To be done - Locate every line in the records below that holds the word "Classic" and return each one.

Supplied records -

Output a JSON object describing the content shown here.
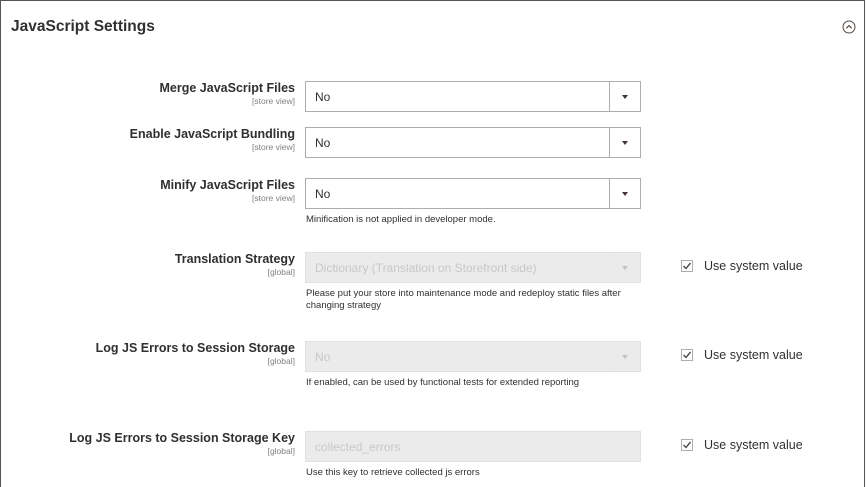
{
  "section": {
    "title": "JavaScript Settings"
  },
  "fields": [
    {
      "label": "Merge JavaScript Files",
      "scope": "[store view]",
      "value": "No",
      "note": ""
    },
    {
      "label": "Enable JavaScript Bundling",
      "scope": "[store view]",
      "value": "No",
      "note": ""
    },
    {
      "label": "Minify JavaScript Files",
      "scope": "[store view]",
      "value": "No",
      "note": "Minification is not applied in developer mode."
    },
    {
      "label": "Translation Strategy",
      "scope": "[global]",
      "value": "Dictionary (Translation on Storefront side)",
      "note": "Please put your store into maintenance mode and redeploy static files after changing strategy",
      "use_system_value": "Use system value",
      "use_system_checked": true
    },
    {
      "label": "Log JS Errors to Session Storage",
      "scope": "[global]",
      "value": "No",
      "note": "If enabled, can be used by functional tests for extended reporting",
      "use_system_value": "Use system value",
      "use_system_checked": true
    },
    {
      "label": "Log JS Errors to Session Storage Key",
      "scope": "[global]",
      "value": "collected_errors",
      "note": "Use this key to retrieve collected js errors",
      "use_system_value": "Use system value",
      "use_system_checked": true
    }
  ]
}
* * *
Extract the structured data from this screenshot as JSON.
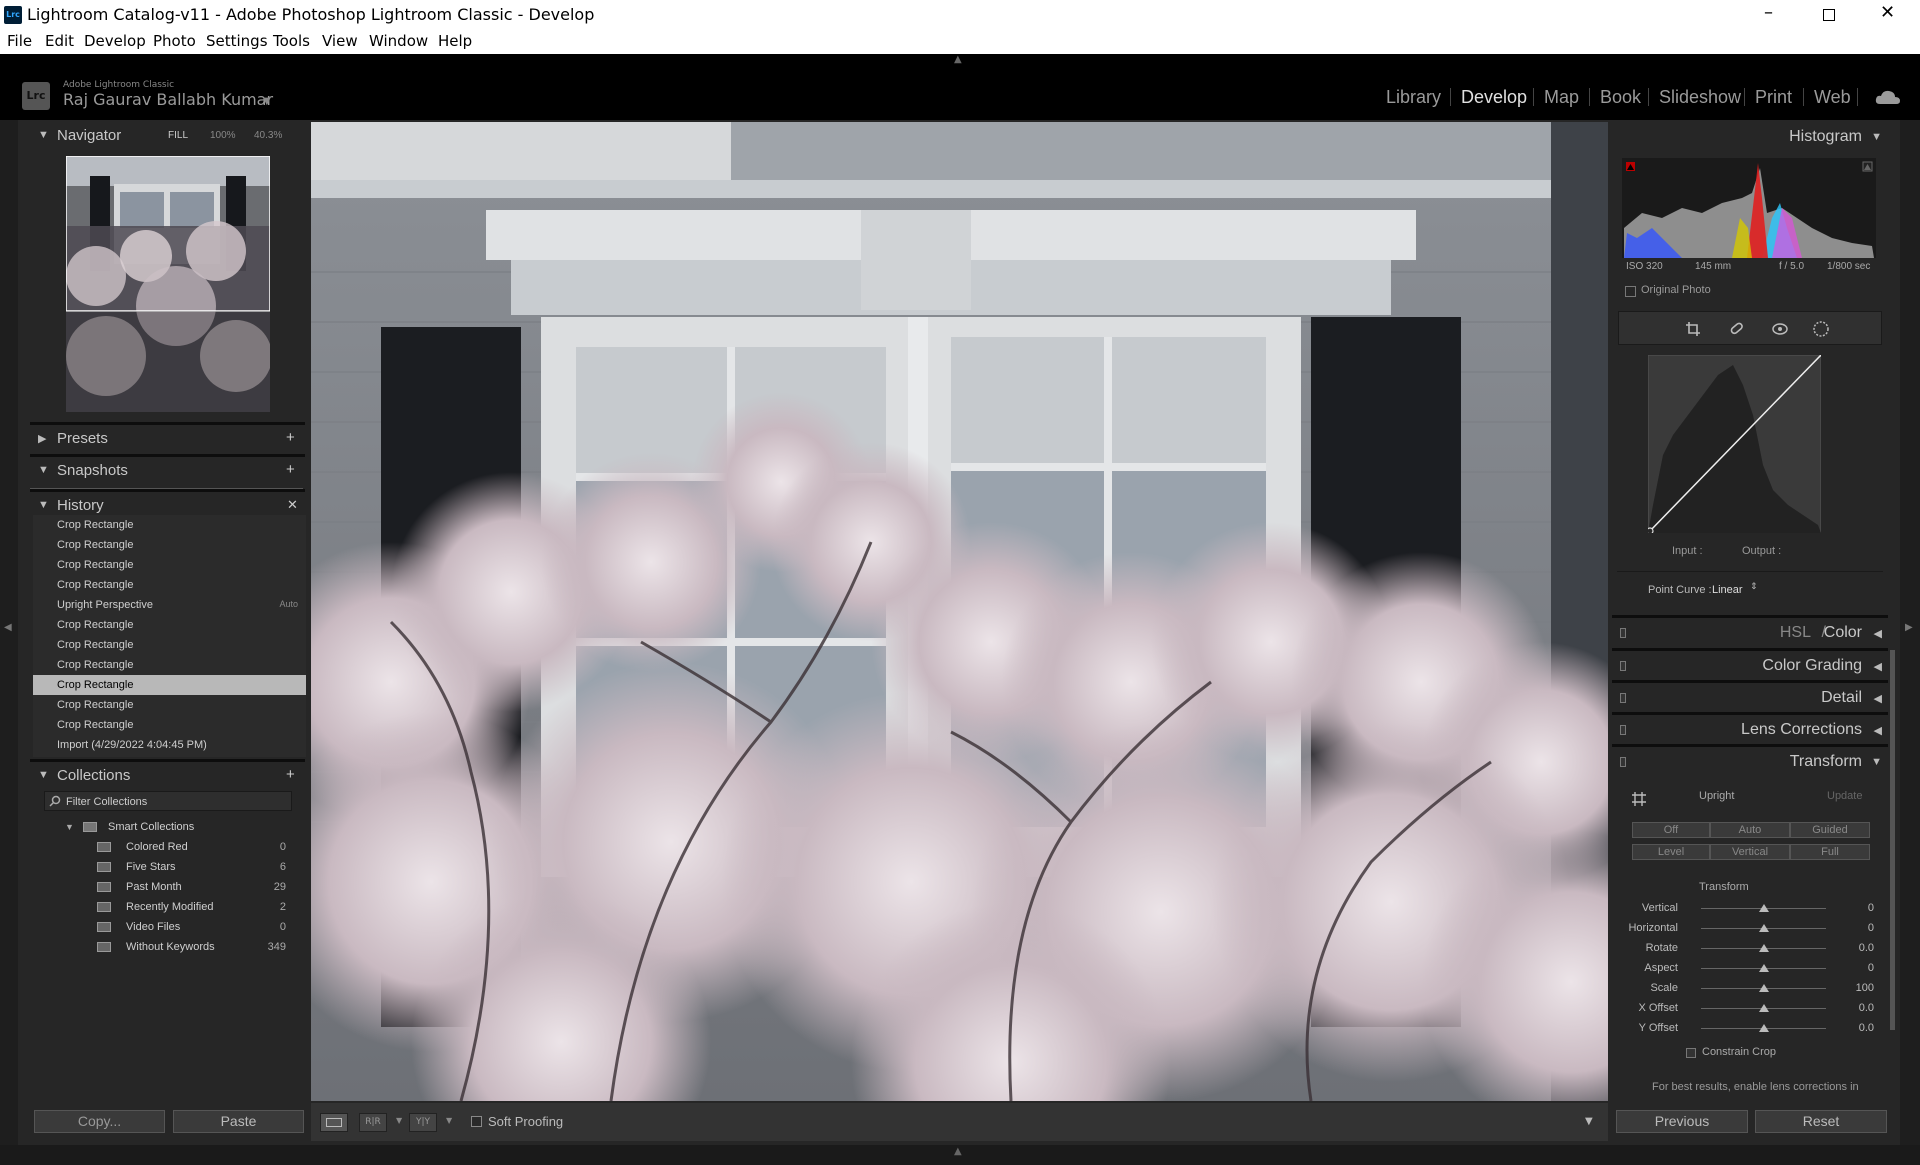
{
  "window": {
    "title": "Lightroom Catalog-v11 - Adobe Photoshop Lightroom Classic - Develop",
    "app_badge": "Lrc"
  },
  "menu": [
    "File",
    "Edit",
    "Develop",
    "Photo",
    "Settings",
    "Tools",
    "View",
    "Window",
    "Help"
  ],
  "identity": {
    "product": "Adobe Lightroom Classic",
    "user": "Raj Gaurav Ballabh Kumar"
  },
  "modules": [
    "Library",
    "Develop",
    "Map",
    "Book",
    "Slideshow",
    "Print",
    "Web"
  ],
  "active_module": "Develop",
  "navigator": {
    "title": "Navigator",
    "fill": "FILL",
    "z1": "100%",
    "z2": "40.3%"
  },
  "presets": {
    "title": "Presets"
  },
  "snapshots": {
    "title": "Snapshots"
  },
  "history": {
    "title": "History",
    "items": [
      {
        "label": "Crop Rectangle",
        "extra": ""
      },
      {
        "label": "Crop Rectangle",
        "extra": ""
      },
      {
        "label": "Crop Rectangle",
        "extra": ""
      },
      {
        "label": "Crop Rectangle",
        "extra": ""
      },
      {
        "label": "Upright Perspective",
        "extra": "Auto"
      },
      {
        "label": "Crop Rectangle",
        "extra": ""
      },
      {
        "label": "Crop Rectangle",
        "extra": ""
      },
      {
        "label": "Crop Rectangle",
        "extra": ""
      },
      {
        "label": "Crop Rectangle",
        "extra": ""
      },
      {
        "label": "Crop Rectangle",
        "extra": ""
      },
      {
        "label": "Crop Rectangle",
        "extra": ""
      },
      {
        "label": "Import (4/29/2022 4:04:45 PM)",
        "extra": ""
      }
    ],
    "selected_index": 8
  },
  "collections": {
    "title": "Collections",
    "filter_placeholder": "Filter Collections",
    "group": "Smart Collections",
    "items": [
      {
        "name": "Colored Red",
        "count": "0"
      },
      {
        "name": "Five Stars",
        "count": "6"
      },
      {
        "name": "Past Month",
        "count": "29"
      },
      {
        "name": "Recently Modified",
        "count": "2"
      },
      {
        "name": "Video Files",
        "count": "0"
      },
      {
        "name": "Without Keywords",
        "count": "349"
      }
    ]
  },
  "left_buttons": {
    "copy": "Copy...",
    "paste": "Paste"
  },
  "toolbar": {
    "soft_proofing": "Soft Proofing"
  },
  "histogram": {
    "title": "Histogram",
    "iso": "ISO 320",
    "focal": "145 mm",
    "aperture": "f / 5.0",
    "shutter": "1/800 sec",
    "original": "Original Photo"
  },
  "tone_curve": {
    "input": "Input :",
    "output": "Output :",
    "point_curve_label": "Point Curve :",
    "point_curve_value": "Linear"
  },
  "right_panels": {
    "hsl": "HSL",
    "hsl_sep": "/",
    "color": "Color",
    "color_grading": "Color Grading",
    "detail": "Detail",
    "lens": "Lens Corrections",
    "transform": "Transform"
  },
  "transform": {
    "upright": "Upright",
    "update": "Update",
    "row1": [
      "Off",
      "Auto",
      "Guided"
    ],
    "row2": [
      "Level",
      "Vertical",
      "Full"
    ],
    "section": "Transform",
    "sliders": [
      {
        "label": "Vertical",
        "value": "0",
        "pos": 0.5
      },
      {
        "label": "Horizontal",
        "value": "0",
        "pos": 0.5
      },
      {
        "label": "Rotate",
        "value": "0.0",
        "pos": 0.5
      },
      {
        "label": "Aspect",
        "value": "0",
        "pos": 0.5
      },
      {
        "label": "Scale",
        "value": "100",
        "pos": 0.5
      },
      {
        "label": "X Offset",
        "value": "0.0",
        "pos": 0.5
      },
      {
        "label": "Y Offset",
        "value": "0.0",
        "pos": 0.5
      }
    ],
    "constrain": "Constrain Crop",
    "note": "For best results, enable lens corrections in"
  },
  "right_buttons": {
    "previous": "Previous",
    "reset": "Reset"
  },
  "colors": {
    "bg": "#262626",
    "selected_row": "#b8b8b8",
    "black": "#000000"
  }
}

Answer for the task -
    "title": "Lightroom Catalog-v11 - Adobe Photoshop Lightroom Classic - Develop",
    "product": "Adobe Lightroom Classic",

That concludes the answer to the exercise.